Records from a data source
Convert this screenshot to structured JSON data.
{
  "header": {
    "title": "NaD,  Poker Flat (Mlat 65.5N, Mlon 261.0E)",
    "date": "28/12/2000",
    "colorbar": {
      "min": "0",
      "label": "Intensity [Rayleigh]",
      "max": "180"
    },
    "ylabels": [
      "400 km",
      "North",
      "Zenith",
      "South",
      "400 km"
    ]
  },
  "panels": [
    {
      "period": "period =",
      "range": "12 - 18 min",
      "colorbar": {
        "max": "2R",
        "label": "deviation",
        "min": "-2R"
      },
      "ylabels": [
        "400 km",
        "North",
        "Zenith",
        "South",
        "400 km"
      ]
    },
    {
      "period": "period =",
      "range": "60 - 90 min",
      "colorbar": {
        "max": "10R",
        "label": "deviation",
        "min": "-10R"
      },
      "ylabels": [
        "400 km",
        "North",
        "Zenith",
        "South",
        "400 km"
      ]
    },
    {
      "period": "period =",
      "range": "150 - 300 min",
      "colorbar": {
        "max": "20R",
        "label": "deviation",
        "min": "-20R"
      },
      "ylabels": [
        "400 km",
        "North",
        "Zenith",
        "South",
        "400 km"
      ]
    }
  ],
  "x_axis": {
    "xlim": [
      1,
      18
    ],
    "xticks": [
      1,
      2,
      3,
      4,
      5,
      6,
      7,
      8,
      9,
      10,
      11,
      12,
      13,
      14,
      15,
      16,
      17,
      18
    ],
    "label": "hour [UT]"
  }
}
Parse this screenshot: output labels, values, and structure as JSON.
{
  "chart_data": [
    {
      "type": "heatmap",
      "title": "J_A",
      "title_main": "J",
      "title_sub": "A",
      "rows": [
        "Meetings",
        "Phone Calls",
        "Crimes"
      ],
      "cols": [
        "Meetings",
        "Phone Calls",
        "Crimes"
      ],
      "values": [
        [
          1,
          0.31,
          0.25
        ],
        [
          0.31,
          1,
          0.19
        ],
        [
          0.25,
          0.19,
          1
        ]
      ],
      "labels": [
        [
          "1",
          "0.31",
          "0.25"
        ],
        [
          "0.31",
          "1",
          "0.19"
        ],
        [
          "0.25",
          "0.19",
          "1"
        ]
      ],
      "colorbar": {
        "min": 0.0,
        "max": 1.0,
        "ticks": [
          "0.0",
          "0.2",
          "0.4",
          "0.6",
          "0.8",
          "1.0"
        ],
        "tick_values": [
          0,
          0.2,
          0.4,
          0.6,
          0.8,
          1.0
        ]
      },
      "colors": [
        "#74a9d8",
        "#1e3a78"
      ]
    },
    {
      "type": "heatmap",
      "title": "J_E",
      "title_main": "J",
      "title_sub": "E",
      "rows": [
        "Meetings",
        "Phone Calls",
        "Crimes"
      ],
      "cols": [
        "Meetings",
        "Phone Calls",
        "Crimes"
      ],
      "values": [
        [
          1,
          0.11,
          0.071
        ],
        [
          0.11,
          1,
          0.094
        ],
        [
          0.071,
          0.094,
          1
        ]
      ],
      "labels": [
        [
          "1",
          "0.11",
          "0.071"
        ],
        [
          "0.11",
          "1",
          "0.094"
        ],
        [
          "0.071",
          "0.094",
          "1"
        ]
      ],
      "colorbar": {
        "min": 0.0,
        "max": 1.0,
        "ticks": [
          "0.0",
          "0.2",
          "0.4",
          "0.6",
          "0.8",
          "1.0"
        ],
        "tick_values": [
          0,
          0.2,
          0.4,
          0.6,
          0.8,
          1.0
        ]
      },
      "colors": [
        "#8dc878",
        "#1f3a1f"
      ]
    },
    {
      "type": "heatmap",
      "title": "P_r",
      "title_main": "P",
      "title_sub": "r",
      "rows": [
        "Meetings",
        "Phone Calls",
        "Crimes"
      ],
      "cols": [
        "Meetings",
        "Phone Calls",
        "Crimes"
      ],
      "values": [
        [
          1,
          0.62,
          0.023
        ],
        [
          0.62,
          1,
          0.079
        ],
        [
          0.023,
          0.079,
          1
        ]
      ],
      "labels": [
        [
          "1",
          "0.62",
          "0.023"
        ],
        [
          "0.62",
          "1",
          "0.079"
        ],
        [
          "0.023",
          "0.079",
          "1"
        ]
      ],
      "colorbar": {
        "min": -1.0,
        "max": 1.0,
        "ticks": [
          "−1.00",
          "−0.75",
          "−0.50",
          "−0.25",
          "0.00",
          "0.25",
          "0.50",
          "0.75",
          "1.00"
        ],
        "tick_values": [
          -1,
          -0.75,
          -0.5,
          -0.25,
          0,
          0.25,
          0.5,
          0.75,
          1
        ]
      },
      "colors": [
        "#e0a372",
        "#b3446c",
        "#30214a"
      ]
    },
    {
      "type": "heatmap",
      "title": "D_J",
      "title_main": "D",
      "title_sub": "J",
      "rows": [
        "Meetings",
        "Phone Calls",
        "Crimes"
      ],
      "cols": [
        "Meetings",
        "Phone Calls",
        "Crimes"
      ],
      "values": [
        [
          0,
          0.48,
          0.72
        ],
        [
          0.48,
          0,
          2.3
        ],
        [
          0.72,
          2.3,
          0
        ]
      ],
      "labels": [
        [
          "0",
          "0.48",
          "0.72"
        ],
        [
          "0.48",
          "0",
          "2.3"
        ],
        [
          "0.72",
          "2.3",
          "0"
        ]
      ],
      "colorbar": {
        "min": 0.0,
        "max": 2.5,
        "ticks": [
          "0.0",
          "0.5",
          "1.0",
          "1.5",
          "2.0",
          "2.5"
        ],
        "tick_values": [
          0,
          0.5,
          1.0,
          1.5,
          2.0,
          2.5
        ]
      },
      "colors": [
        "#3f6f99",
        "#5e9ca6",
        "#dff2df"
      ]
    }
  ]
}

• WRITTEN TASK: Every entry in the listing must be retyped exactly.

• EXERCISE RESPONSE:
Convert this screenshot to structured JSON data.
{
  "header": {
    "title": "NaD,  Poker Flat (Mlat 65.5N, Mlon 261.0E)",
    "date": "28/12/2000",
    "colorbar": {
      "min": "0",
      "label": "Intensity [Rayleigh]",
      "max": "180"
    },
    "ylabels": [
      "400 km",
      "North",
      "Zenith",
      "South",
      "400 km"
    ]
  },
  "panels": [
    {
      "period": "period =",
      "range": "12 - 18 min",
      "colorbar": {
        "max": "2R",
        "label": "deviation",
        "min": "-2R"
      },
      "ylabels": [
        "400 km",
        "North",
        "Zenith",
        "South",
        "400 km"
      ]
    },
    {
      "period": "period =",
      "range": "60 - 90 min",
      "colorbar": {
        "max": "10R",
        "label": "deviation",
        "min": "-10R"
      },
      "ylabels": [
        "400 km",
        "North",
        "Zenith",
        "South",
        "400 km"
      ]
    },
    {
      "period": "period =",
      "range": "150 - 300 min",
      "colorbar": {
        "max": "20R",
        "label": "deviation",
        "min": "-20R"
      },
      "ylabels": [
        "400 km",
        "North",
        "Zenith",
        "South",
        "400 km"
      ]
    }
  ],
  "x_axis": {
    "xlim": [
      1,
      18
    ],
    "xticks": [
      1,
      2,
      3,
      4,
      5,
      6,
      7,
      8,
      9,
      10,
      11,
      12,
      13,
      14,
      15,
      16,
      17,
      18
    ],
    "label": "hour [UT]"
  }
}
Parse this screenshot: output labels, values, and structure as JSON.
{
  "chart_data": [
    {
      "type": "heatmap",
      "title": "J_A",
      "title_main": "J",
      "title_sub": "A",
      "rows": [
        "Meetings",
        "Phone Calls",
        "Crimes"
      ],
      "cols": [
        "Meetings",
        "Phone Calls",
        "Crimes"
      ],
      "values": [
        [
          1,
          0.31,
          0.25
        ],
        [
          0.31,
          1,
          0.19
        ],
        [
          0.25,
          0.19,
          1
        ]
      ],
      "labels": [
        [
          "1",
          "0.31",
          "0.25"
        ],
        [
          "0.31",
          "1",
          "0.19"
        ],
        [
          "0.25",
          "0.19",
          "1"
        ]
      ],
      "colorbar": {
        "min": 0.0,
        "max": 1.0,
        "ticks": [
          "0.0",
          "0.2",
          "0.4",
          "0.6",
          "0.8",
          "1.0"
        ],
        "tick_values": [
          0,
          0.2,
          0.4,
          0.6,
          0.8,
          1.0
        ]
      },
      "colors": [
        "#74a9d8",
        "#1e3a78"
      ]
    },
    {
      "type": "heatmap",
      "title": "J_E",
      "title_main": "J",
      "title_sub": "E",
      "rows": [
        "Meetings",
        "Phone Calls",
        "Crimes"
      ],
      "cols": [
        "Meetings",
        "Phone Calls",
        "Crimes"
      ],
      "values": [
        [
          1,
          0.11,
          0.071
        ],
        [
          0.11,
          1,
          0.094
        ],
        [
          0.071,
          0.094,
          1
        ]
      ],
      "labels": [
        [
          "1",
          "0.11",
          "0.071"
        ],
        [
          "0.11",
          "1",
          "0.094"
        ],
        [
          "0.071",
          "0.094",
          "1"
        ]
      ],
      "colorbar": {
        "min": 0.0,
        "max": 1.0,
        "ticks": [
          "0.0",
          "0.2",
          "0.4",
          "0.6",
          "0.8",
          "1.0"
        ],
        "tick_values": [
          0,
          0.2,
          0.4,
          0.6,
          0.8,
          1.0
        ]
      },
      "colors": [
        "#8dc878",
        "#1f3a1f"
      ]
    },
    {
      "type": "heatmap",
      "title": "P_r",
      "title_main": "P",
      "title_sub": "r",
      "rows": [
        "Meetings",
        "Phone Calls",
        "Crimes"
      ],
      "cols": [
        "Meetings",
        "Phone Calls",
        "Crimes"
      ],
      "values": [
        [
          1,
          0.62,
          0.023
        ],
        [
          0.62,
          1,
          0.079
        ],
        [
          0.023,
          0.079,
          1
        ]
      ],
      "labels": [
        [
          "1",
          "0.62",
          "0.023"
        ],
        [
          "0.62",
          "1",
          "0.079"
        ],
        [
          "0.023",
          "0.079",
          "1"
        ]
      ],
      "colorbar": {
        "min": -1.0,
        "max": 1.0,
        "ticks": [
          "−1.00",
          "−0.75",
          "−0.50",
          "−0.25",
          "0.00",
          "0.25",
          "0.50",
          "0.75",
          "1.00"
        ],
        "tick_values": [
          -1,
          -0.75,
          -0.5,
          -0.25,
          0,
          0.25,
          0.5,
          0.75,
          1
        ]
      },
      "colors": [
        "#e0a372",
        "#b3446c",
        "#30214a"
      ]
    },
    {
      "type": "heatmap",
      "title": "D_J",
      "title_main": "D",
      "title_sub": "J",
      "rows": [
        "Meetings",
        "Phone Calls",
        "Crimes"
      ],
      "cols": [
        "Meetings",
        "Phone Calls",
        "Crimes"
      ],
      "values": [
        [
          0,
          0.48,
          0.72
        ],
        [
          0.48,
          0,
          2.3
        ],
        [
          0.72,
          2.3,
          0
        ]
      ],
      "labels": [
        [
          "0",
          "0.48",
          "0.72"
        ],
        [
          "0.48",
          "0",
          "2.3"
        ],
        [
          "0.72",
          "2.3",
          "0"
        ]
      ],
      "colorbar": {
        "min": 0.0,
        "max": 2.5,
        "ticks": [
          "0.0",
          "0.5",
          "1.0",
          "1.5",
          "2.0",
          "2.5"
        ],
        "tick_values": [
          0,
          0.5,
          1.0,
          1.5,
          2.0,
          2.5
        ]
      },
      "colors": [
        "#3f6f99",
        "#5e9ca6",
        "#dff2df"
      ]
    }
  ]
}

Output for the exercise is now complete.